======== Given records ========
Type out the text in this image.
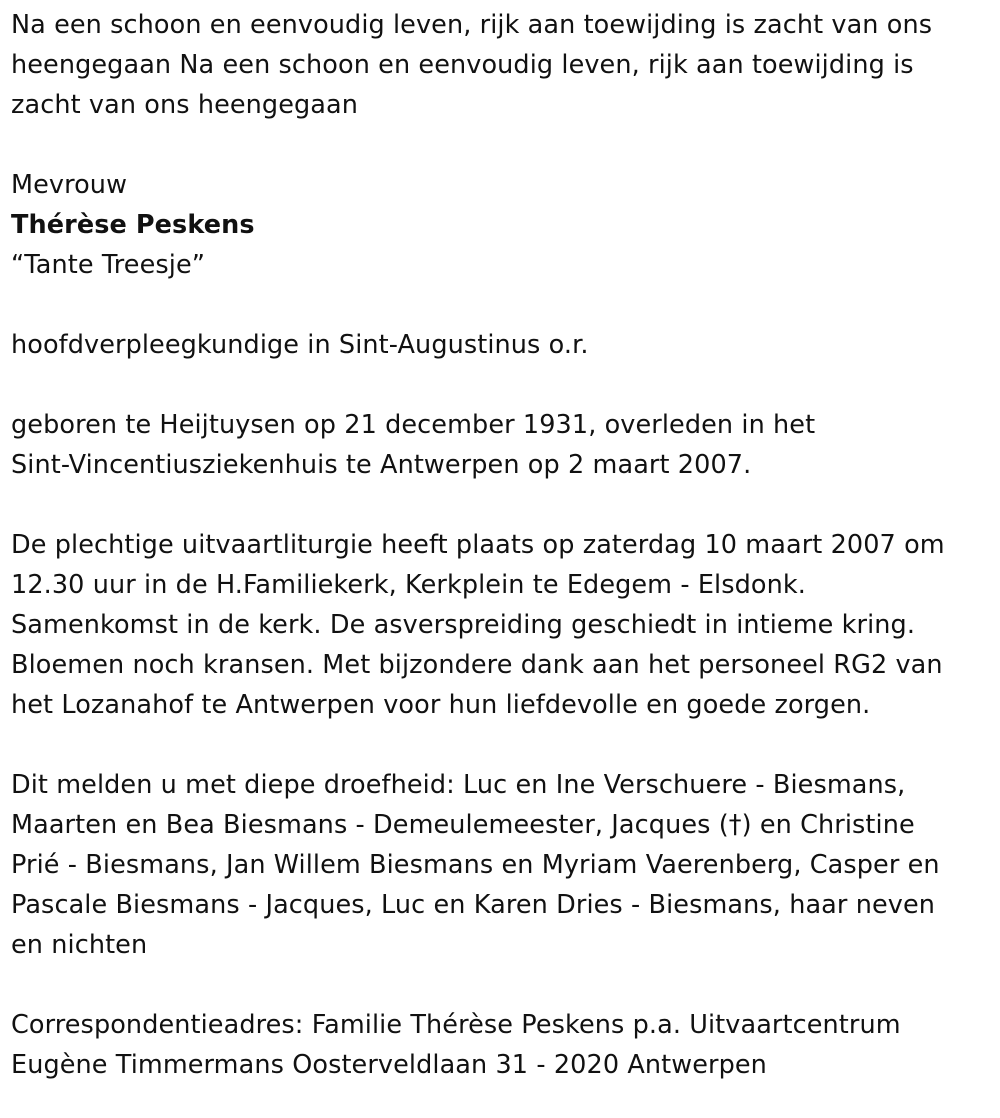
Na een schoon en eenvoudig leven, rijk aan toewijding is zacht van ons
heengegaan Na een schoon en eenvoudig leven, rijk aan toewijding is
zacht van ons heengegaan

Mevrouw

Thérèse Peskens

“Tante Treesje”

hoofdverpleegkundige in Sint-Augustinus o.r.

geboren te Heijtuysen op 21 december 1931, overleden in het
Sint-Vincentiusziekenhuis te Antwerpen op 2 maart 2007.

De plechtige uitvaartliturgie heeft plaats op zaterdag 10 maart 2007 om
12.30 uur in de H.Familiekerk, Kerkplein te Edegem - Elsdonk.
Samenkomst in de kerk. De asverspreiding geschiedt in intieme kring.
Bloemen noch kransen. Met bijzondere dank aan het personeel RG2 van
het Lozanahof te Antwerpen voor hun liefdevolle en goede zorgen.

Dit melden u met diepe droefheid: Luc en Ine Verschuere - Biesmans,
Maarten en Bea Biesmans - Demeulemeester, Jacques (†) en Christine
Prié - Biesmans, Jan Willem Biesmans en Myriam Vaerenberg, Casper en
Pascale Biesmans - Jacques, Luc en Karen Dries - Biesmans, haar neven
en nichten

Correspondentieadres: Familie Thérèse Peskens p.a. Uitvaartcentrum
Eugène Timmermans Oosterveldlaan 31 - 2020 Antwerpen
========
#### Instructions to follow
Copy out the entries verbatim and leave the images out.

#### Final result
Type out the text in this image.
Na een schoon en eenvoudig leven, rijk aan toewijding is zacht van ons
heengegaan Na een schoon en eenvoudig leven, rijk aan toewijding is
zacht van ons heengegaan

Mevrouw

Thérèse Peskens

“Tante Treesje”

hoofdverpleegkundige in Sint-Augustinus o.r.

geboren te Heijtuysen op 21 december 1931, overleden in het
Sint-Vincentiusziekenhuis te Antwerpen op 2 maart 2007.

De plechtige uitvaartliturgie heeft plaats op zaterdag 10 maart 2007 om
12.30 uur in de H.Familiekerk, Kerkplein te Edegem - Elsdonk.
Samenkomst in de kerk. De asverspreiding geschiedt in intieme kring.
Bloemen noch kransen. Met bijzondere dank aan het personeel RG2 van
het Lozanahof te Antwerpen voor hun liefdevolle en goede zorgen.

Dit melden u met diepe droefheid: Luc en Ine Verschuere - Biesmans,
Maarten en Bea Biesmans - Demeulemeester, Jacques (†) en Christine
Prié - Biesmans, Jan Willem Biesmans en Myriam Vaerenberg, Casper en
Pascale Biesmans - Jacques, Luc en Karen Dries - Biesmans, haar neven
en nichten

Correspondentieadres: Familie Thérèse Peskens p.a. Uitvaartcentrum
Eugène Timmermans Oosterveldlaan 31 - 2020 Antwerpen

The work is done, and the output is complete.